PROBLEM STATEMENT:
Find the line that contains "Enumerate this screenshot's". Copy it and every line after it to the end of the material below, exactly, with no pictures.

···

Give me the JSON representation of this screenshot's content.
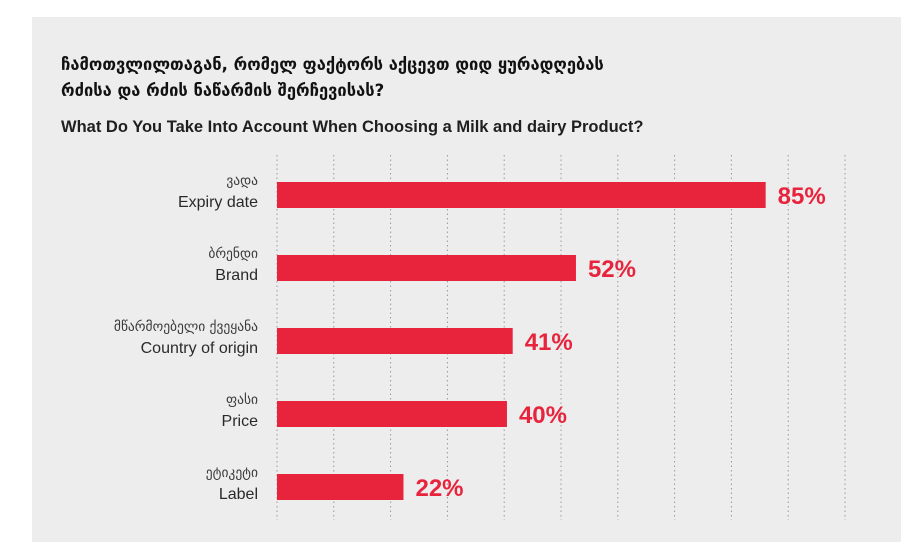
{
  "chart_data": {
    "type": "bar",
    "orientation": "horizontal",
    "title": "ჩამოთვლილთაგან, რომელ ფაქტორს აქცევთ დიდ ყურადღებას\nრძისა და რძის ნაწარმის შერჩევისას?",
    "subtitle": "What Do You Take Into Account When Choosing a Milk and dairy Product?",
    "categories": [
      {
        "label_ka": "ვადა",
        "label_en": "Expiry date"
      },
      {
        "label_ka": "ბრენდი",
        "label_en": "Brand"
      },
      {
        "label_ka": "მწარმოებელი ქვეყანა",
        "label_en": "Country of origin"
      },
      {
        "label_ka": "ფასი",
        "label_en": "Price"
      },
      {
        "label_ka": "ეტიკეტი",
        "label_en": "Label"
      }
    ],
    "values": [
      85,
      52,
      41,
      40,
      22
    ],
    "value_labels": [
      "85%",
      "52%",
      "41%",
      "40%",
      "22%"
    ],
    "xlim": [
      0,
      100
    ],
    "grid": "vertical-dotted",
    "colors": {
      "bar": "#e8243d",
      "value_text": "#e8243d",
      "background": "#ededee",
      "grid": "#9a9a9a"
    }
  }
}
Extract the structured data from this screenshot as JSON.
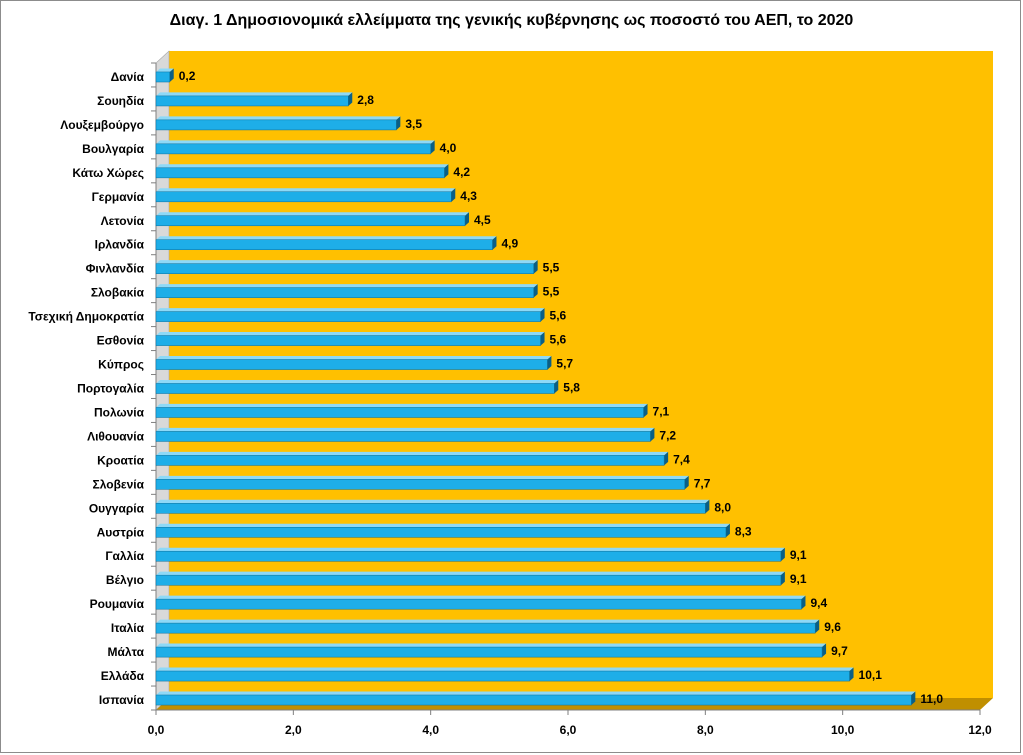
{
  "chart_data": {
    "type": "bar",
    "orientation": "horizontal",
    "title": "Διαγ. 1   Δημοσιονομικά ελλείμματα της γενικής κυβέρνησης ως ποσοστό του ΑΕΠ, το 2020",
    "categories": [
      "Δανία",
      "Σουηδία",
      "Λουξεμβούργο",
      "Βουλγαρία",
      "Κάτω Χώρες",
      "Γερμανία",
      "Λετονία",
      "Ιρλανδία",
      "Φινλανδία",
      "Σλοβακία",
      "Τσεχική Δημοκρατία",
      "Εσθονία",
      "Κύπρος",
      "Πορτογαλία",
      "Πολωνία",
      "Λιθουανία",
      "Κροατία",
      "Σλοβενία",
      "Ουγγαρία",
      "Αυστρία",
      "Γαλλία",
      "Βέλγιο",
      "Ρουμανία",
      "Ιταλία",
      "Μάλτα",
      "Ελλάδα",
      "Ισπανία"
    ],
    "values": [
      0.2,
      2.8,
      3.5,
      4.0,
      4.2,
      4.3,
      4.5,
      4.9,
      5.5,
      5.5,
      5.6,
      5.6,
      5.7,
      5.8,
      7.1,
      7.2,
      7.4,
      7.7,
      8.0,
      8.3,
      9.1,
      9.1,
      9.4,
      9.6,
      9.7,
      10.1,
      11.0
    ],
    "value_labels": [
      "0,2",
      "2,8",
      "3,5",
      "4,0",
      "4,2",
      "4,3",
      "4,5",
      "4,9",
      "5,5",
      "5,5",
      "5,6",
      "5,6",
      "5,7",
      "5,8",
      "7,1",
      "7,2",
      "7,4",
      "7,7",
      "8,0",
      "8,3",
      "9,1",
      "9,1",
      "9,4",
      "9,6",
      "9,7",
      "10,1",
      "11,0"
    ],
    "x_ticks": [
      0,
      2,
      4,
      6,
      8,
      10,
      12
    ],
    "x_tick_labels": [
      "0,0",
      "2,0",
      "4,0",
      "6,0",
      "8,0",
      "10,0",
      "12,0"
    ],
    "xlim": [
      0,
      12
    ],
    "grid": false,
    "legend": "none",
    "colors": {
      "bar": "#1eaee8",
      "bar_top": "#8ed9f7",
      "bar_side": "#0a5f86",
      "plot_background": "#ffc000",
      "floor": "#c08f00",
      "wall": "#d9d9d9"
    }
  }
}
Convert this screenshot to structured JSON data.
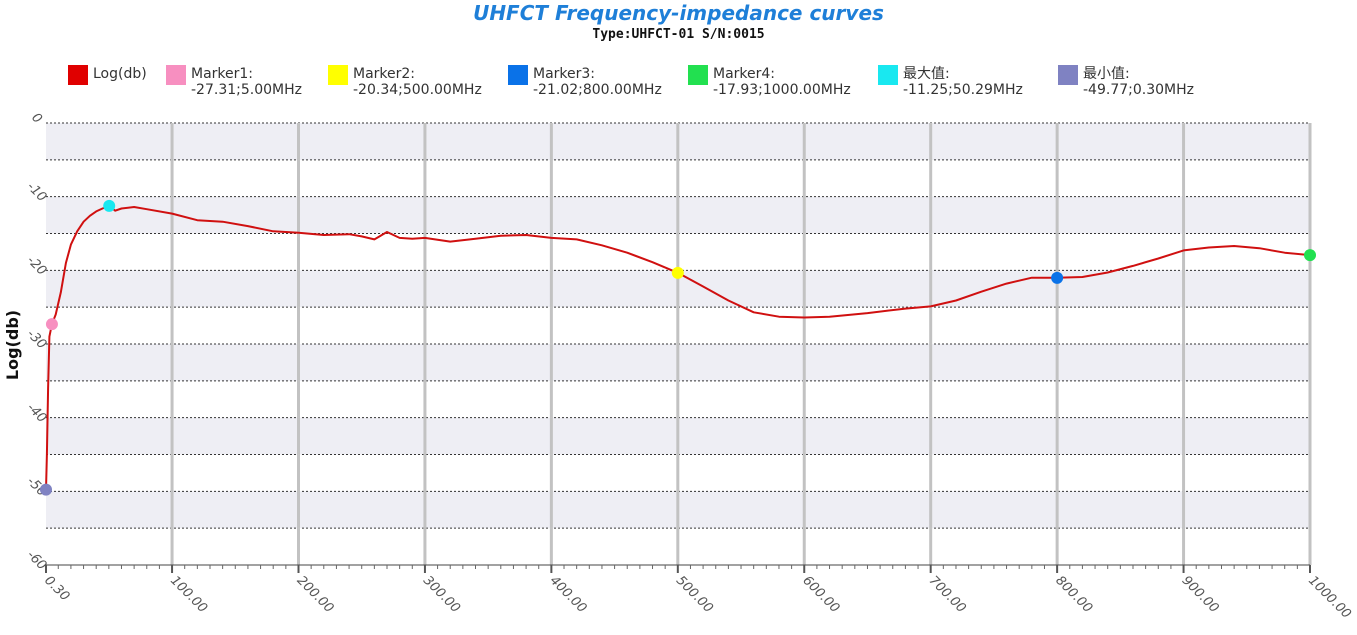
{
  "chart_data": {
    "type": "line",
    "title": "UHFCT Frequency-impedance curves",
    "subtitle": "Type:UHFCT-01  S/N:0015",
    "ylabel": "Log(db)",
    "xlabel": "",
    "xlim": [
      0.3,
      1000
    ],
    "ylim": [
      -60,
      0
    ],
    "grid": true,
    "legend_position": "top",
    "x_ticks": [
      "0.30",
      "100.00",
      "200.00",
      "300.00",
      "400.00",
      "500.00",
      "600.00",
      "700.00",
      "800.00",
      "900.00",
      "1000.00"
    ],
    "x_tick_values": [
      0.3,
      100,
      200,
      300,
      400,
      500,
      600,
      700,
      800,
      900,
      1000
    ],
    "y_ticks": [
      "0",
      "-10",
      "-20",
      "-30",
      "-40",
      "-50",
      "-60"
    ],
    "y_tick_values": [
      0,
      -10,
      -20,
      -30,
      -40,
      -50,
      -60
    ],
    "series": [
      {
        "name": "Log(db)",
        "color": "#d01010",
        "x": [
          0.3,
          1,
          2,
          3,
          5,
          8,
          12,
          16,
          20,
          25,
          30,
          35,
          40,
          45,
          50.29,
          55,
          60,
          70,
          80,
          100,
          120,
          140,
          160,
          180,
          200,
          220,
          240,
          250,
          260,
          270,
          280,
          290,
          300,
          320,
          340,
          360,
          380,
          400,
          420,
          440,
          460,
          480,
          500,
          520,
          540,
          560,
          580,
          600,
          620,
          650,
          680,
          700,
          720,
          740,
          760,
          780,
          800,
          820,
          840,
          860,
          880,
          900,
          920,
          940,
          960,
          980,
          1000
        ],
        "y": [
          -49.77,
          -45,
          -36,
          -29,
          -27.31,
          -26,
          -23,
          -19,
          -16.5,
          -14.7,
          -13.4,
          -12.6,
          -12,
          -11.6,
          -11.25,
          -11.9,
          -11.6,
          -11.4,
          -11.7,
          -12.3,
          -13.2,
          -13.4,
          -14,
          -14.7,
          -14.9,
          -15.2,
          -15.1,
          -15.4,
          -15.8,
          -14.8,
          -15.6,
          -15.7,
          -15.6,
          -16.1,
          -15.7,
          -15.3,
          -15.2,
          -15.6,
          -15.8,
          -16.6,
          -17.6,
          -18.9,
          -20.34,
          -22.2,
          -24.1,
          -25.7,
          -26.3,
          -26.4,
          -26.3,
          -25.8,
          -25.2,
          -24.9,
          -24.1,
          -22.9,
          -21.8,
          -21,
          -21.02,
          -20.9,
          -20.3,
          -19.4,
          -18.4,
          -17.3,
          -16.9,
          -16.7,
          -17.0,
          -17.6,
          -17.93
        ]
      }
    ],
    "markers": [
      {
        "name": "Marker1",
        "x": 5.0,
        "y": -27.31,
        "color": "#f78fc0"
      },
      {
        "name": "Marker2",
        "x": 500.0,
        "y": -20.34,
        "color": "#ffff00"
      },
      {
        "name": "Marker3",
        "x": 800.0,
        "y": -21.02,
        "color": "#0a72e8"
      },
      {
        "name": "Marker4",
        "x": 1000.0,
        "y": -17.93,
        "color": "#22e050"
      },
      {
        "name": "最大值",
        "x": 50.29,
        "y": -11.25,
        "color": "#19e8f0"
      },
      {
        "name": "最小值",
        "x": 0.3,
        "y": -49.77,
        "color": "#7f82c2"
      }
    ],
    "legend": [
      {
        "label": "Log(db)",
        "value": "",
        "color": "#e00000"
      },
      {
        "label": "Marker1:",
        "value": "-27.31;5.00MHz",
        "color": "#f78fc0"
      },
      {
        "label": "Marker2:",
        "value": "-20.34;500.00MHz",
        "color": "#ffff00"
      },
      {
        "label": "Marker3:",
        "value": "-21.02;800.00MHz",
        "color": "#0a72e8"
      },
      {
        "label": "Marker4:",
        "value": "-17.93;1000.00MHz",
        "color": "#22e050"
      },
      {
        "label": "最大值:",
        "value": "-11.25;50.29MHz",
        "color": "#19e8f0"
      },
      {
        "label": "最小值:",
        "value": "-49.77;0.30MHz",
        "color": "#7f82c2"
      }
    ]
  }
}
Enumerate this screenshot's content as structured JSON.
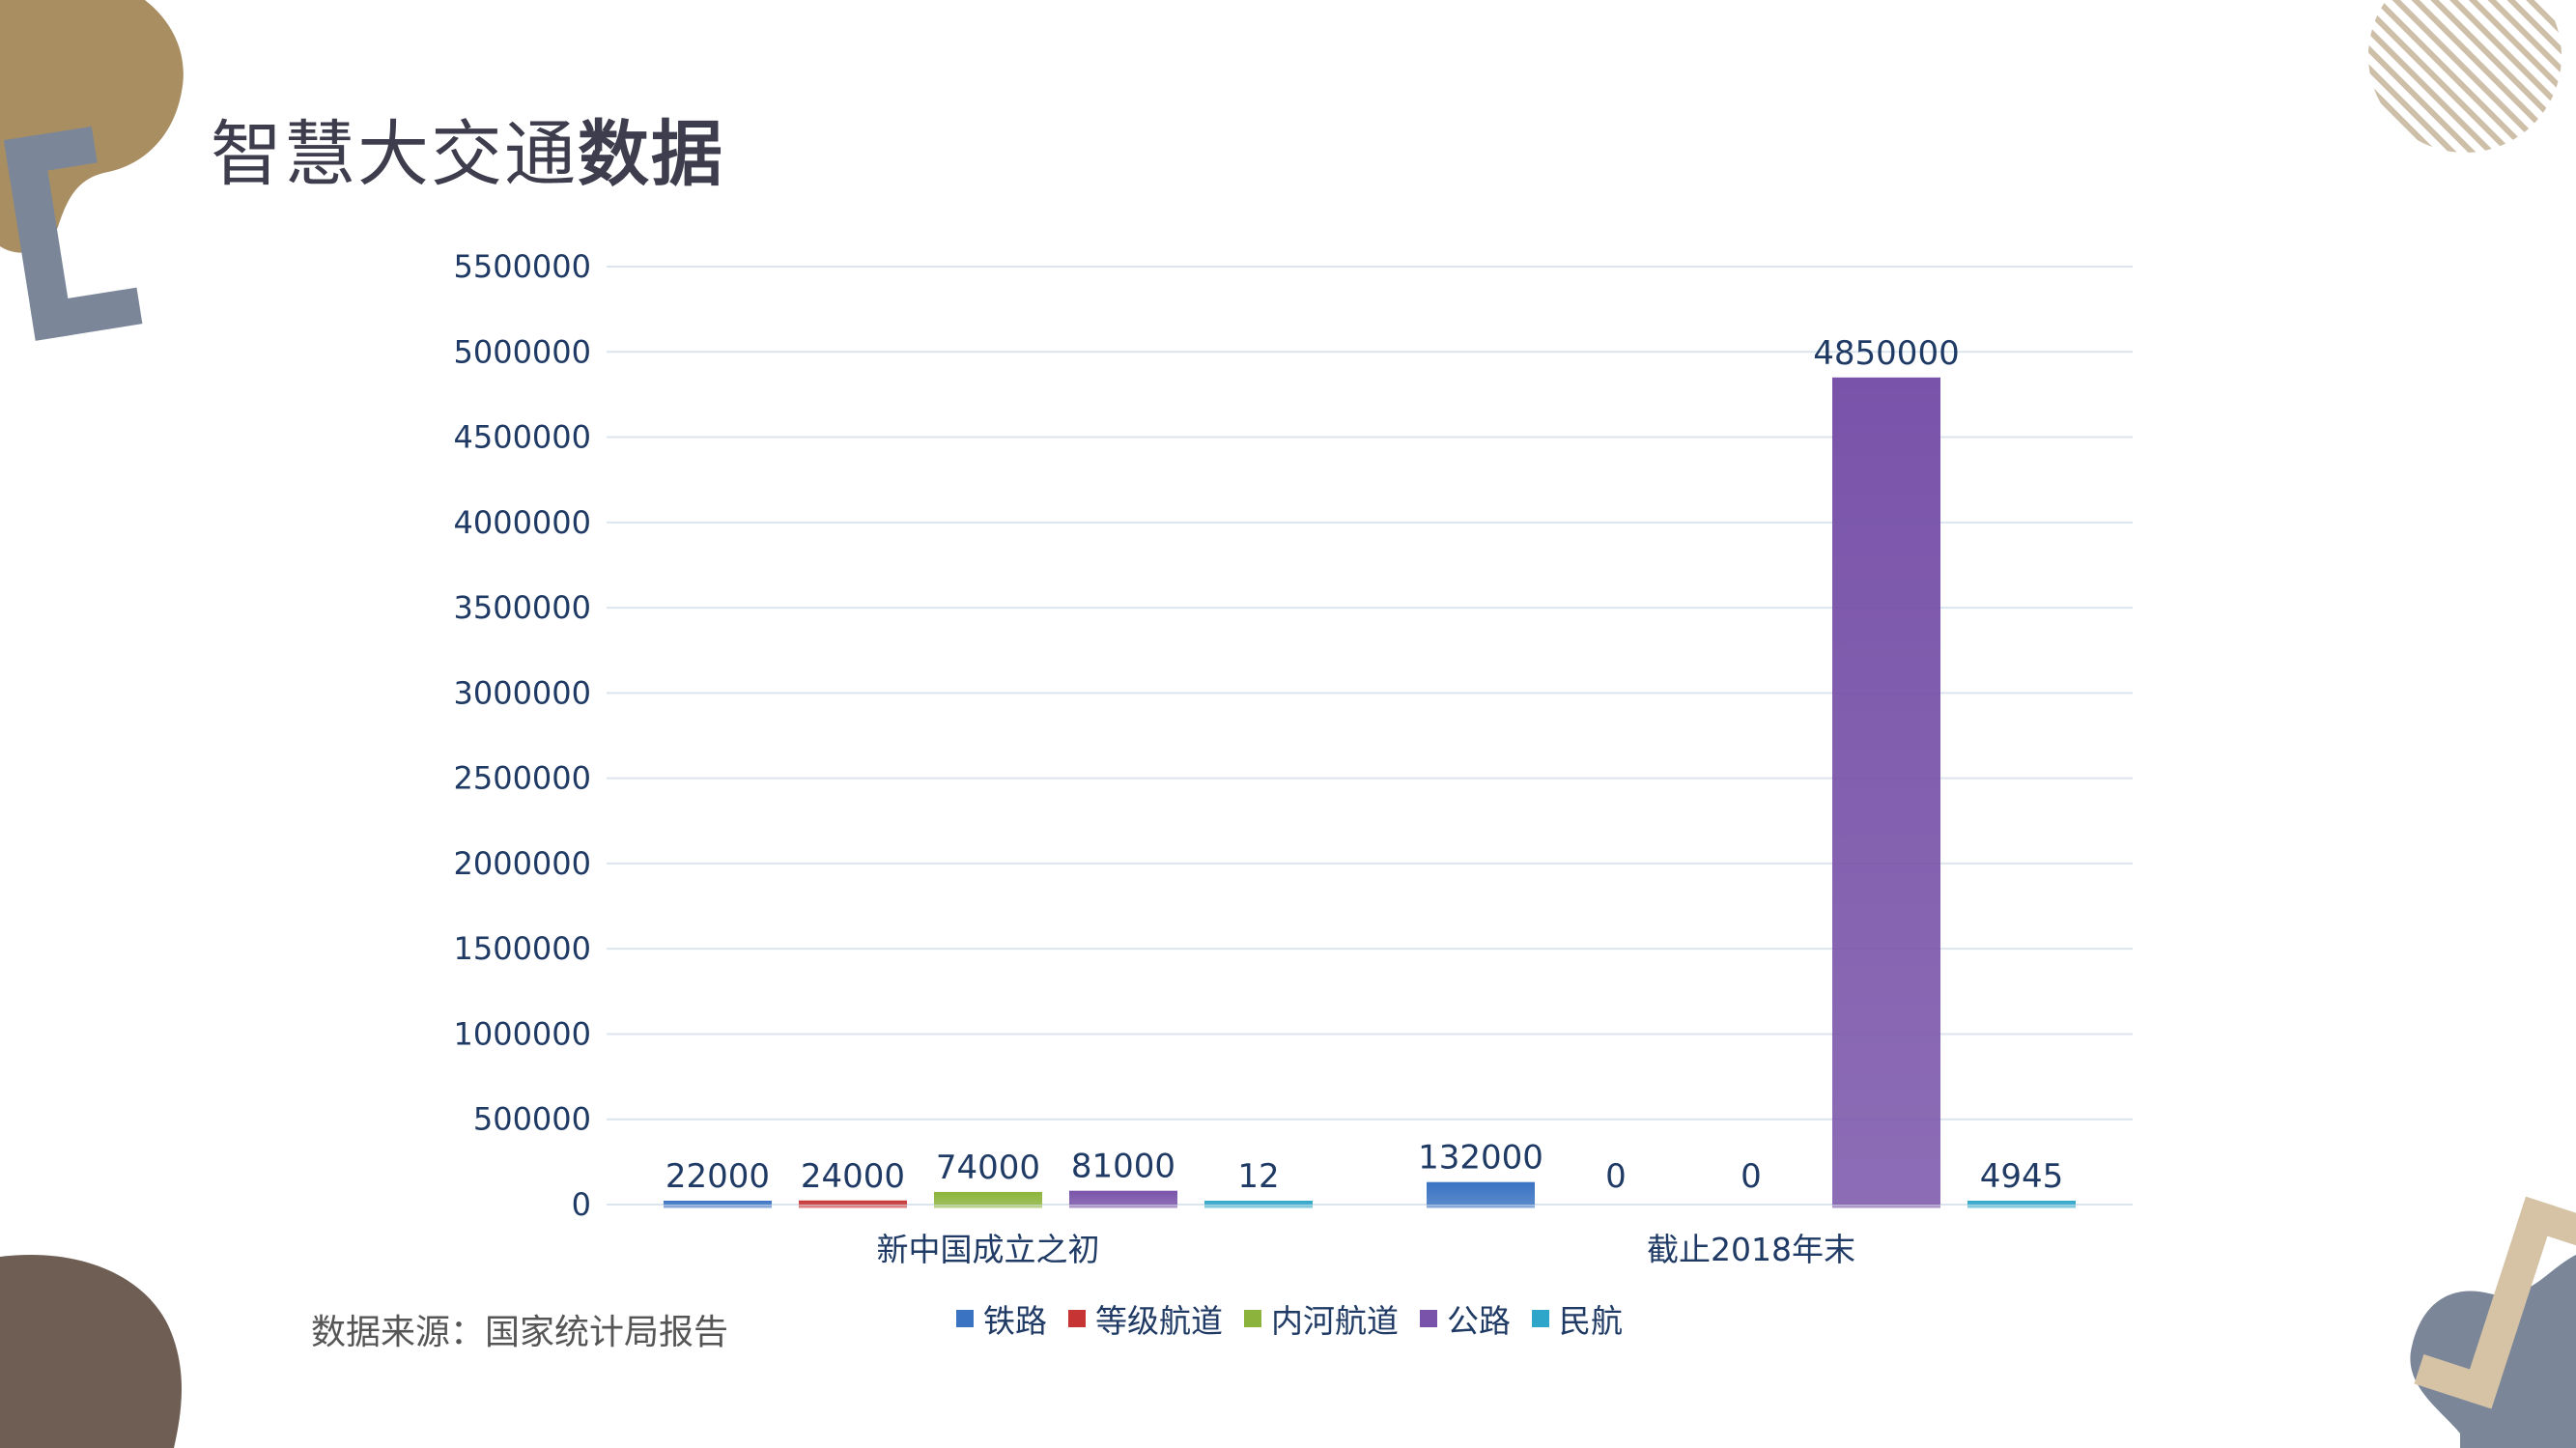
{
  "page": {
    "title_normal": "智慧大交通",
    "title_bold": "数据",
    "source_note": "数据来源：国家统计局报告"
  },
  "colors": {
    "tan": "#a98e62",
    "slate": "#7b8799",
    "brown": "#6f5e54",
    "beige": "#d6c3a6",
    "grid": "#dce4ee",
    "axis_text": "#1f3a64"
  },
  "chart_data": {
    "type": "bar",
    "title": "",
    "xlabel": "",
    "ylabel": "",
    "ylim": [
      0,
      5500000
    ],
    "yticks": [
      "0",
      "500000",
      "1000000",
      "1500000",
      "2000000",
      "2500000",
      "3000000",
      "3500000",
      "4000000",
      "4500000",
      "5000000",
      "5500000"
    ],
    "grid": true,
    "legend_position": "bottom",
    "categories": [
      "新中国成立之初",
      "截止2018年末"
    ],
    "series": [
      {
        "name": "铁路",
        "color": "#3a73c2",
        "values": [
          22000,
          132000
        ],
        "labels": [
          "22000",
          "132000"
        ]
      },
      {
        "name": "等级航道",
        "color": "#c63434",
        "values": [
          24000,
          0
        ],
        "labels": [
          "24000",
          "0"
        ]
      },
      {
        "name": "内河航道",
        "color": "#8cb43c",
        "values": [
          74000,
          0
        ],
        "labels": [
          "74000",
          "0"
        ]
      },
      {
        "name": "公路",
        "color": "#7953a9",
        "values": [
          81000,
          4850000
        ],
        "labels": [
          "81000",
          "4850000"
        ]
      },
      {
        "name": "民航",
        "color": "#2ea6c9",
        "values": [
          12,
          4945
        ],
        "labels": [
          "12",
          "4945"
        ]
      }
    ]
  }
}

···

TASK OUTPUT:
Enumerate this screenshot's content as structured JSON.
{
  "page": {
    "title_normal": "智慧大交通",
    "title_bold": "数据",
    "source_note": "数据来源：国家统计局报告"
  },
  "colors": {
    "tan": "#a98e62",
    "slate": "#7b8799",
    "brown": "#6f5e54",
    "beige": "#d6c3a6",
    "grid": "#dce4ee",
    "axis_text": "#1f3a64"
  },
  "chart_data": {
    "type": "bar",
    "title": "",
    "xlabel": "",
    "ylabel": "",
    "ylim": [
      0,
      5500000
    ],
    "yticks": [
      "0",
      "500000",
      "1000000",
      "1500000",
      "2000000",
      "2500000",
      "3000000",
      "3500000",
      "4000000",
      "4500000",
      "5000000",
      "5500000"
    ],
    "grid": true,
    "legend_position": "bottom",
    "categories": [
      "新中国成立之初",
      "截止2018年末"
    ],
    "series": [
      {
        "name": "铁路",
        "color": "#3a73c2",
        "values": [
          22000,
          132000
        ],
        "labels": [
          "22000",
          "132000"
        ]
      },
      {
        "name": "等级航道",
        "color": "#c63434",
        "values": [
          24000,
          0
        ],
        "labels": [
          "24000",
          "0"
        ]
      },
      {
        "name": "内河航道",
        "color": "#8cb43c",
        "values": [
          74000,
          0
        ],
        "labels": [
          "74000",
          "0"
        ]
      },
      {
        "name": "公路",
        "color": "#7953a9",
        "values": [
          81000,
          4850000
        ],
        "labels": [
          "81000",
          "4850000"
        ]
      },
      {
        "name": "民航",
        "color": "#2ea6c9",
        "values": [
          12,
          4945
        ],
        "labels": [
          "12",
          "4945"
        ]
      }
    ]
  }
}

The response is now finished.